Data supplied:
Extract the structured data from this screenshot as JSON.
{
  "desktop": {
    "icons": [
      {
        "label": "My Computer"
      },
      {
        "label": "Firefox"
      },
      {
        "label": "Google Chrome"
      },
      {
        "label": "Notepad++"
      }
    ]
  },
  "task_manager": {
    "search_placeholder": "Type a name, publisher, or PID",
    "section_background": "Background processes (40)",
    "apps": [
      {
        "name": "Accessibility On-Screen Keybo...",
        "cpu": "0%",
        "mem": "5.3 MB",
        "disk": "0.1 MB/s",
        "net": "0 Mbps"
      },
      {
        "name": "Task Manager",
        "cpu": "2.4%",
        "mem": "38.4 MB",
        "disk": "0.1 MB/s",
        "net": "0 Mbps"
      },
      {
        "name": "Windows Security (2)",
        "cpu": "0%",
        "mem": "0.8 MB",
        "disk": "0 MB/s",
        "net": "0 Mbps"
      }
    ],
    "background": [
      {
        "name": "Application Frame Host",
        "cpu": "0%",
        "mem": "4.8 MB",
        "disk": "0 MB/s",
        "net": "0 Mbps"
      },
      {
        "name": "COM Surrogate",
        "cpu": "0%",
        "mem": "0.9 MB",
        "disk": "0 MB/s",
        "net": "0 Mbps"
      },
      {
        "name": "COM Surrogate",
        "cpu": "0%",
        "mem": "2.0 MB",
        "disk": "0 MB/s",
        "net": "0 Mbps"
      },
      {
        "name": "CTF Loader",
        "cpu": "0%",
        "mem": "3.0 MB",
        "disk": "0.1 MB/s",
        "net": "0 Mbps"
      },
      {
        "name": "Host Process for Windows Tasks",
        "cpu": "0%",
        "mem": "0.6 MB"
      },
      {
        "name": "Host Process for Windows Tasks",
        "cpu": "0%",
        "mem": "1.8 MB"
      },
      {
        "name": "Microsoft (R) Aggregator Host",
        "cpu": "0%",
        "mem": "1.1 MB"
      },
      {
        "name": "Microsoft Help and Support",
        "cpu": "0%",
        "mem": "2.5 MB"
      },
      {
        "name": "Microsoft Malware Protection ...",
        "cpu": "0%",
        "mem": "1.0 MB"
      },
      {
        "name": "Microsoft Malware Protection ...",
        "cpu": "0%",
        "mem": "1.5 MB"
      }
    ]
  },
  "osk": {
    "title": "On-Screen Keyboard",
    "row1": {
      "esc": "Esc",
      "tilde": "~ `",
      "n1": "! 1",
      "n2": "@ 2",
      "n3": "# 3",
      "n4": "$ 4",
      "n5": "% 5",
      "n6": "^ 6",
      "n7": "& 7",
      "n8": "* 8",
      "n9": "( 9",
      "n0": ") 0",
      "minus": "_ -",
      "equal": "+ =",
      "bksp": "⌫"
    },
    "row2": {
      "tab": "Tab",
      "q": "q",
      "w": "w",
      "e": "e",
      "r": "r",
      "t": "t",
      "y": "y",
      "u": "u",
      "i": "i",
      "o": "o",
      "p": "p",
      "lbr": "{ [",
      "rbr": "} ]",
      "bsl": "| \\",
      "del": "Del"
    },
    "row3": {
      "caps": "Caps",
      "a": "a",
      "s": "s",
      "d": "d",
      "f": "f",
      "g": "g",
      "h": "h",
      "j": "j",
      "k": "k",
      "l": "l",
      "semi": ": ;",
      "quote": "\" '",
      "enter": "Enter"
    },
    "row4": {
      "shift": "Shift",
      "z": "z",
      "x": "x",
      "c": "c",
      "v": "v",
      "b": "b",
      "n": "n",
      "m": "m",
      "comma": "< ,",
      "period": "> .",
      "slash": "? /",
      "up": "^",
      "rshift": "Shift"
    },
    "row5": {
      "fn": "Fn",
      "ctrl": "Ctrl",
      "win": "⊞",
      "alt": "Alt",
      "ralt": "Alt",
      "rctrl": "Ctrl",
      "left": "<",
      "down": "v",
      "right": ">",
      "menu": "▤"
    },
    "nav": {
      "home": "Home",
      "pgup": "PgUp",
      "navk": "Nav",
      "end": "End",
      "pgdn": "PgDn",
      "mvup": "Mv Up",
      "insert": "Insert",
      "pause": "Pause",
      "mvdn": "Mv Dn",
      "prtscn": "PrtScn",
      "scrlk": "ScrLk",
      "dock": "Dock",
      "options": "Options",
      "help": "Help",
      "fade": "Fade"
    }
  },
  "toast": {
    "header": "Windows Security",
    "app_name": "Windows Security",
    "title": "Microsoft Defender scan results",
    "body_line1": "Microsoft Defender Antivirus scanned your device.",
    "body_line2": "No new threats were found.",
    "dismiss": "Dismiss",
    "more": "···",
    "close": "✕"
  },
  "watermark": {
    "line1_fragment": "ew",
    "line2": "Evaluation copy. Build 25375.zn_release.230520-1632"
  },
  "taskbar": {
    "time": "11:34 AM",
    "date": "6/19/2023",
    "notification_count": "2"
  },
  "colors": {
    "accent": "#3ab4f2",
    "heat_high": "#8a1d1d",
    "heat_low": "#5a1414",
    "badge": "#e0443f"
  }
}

Task directions:
When a line in the entries above contains "Microsoft", count it; please answer with the number only.

Expected answer:
6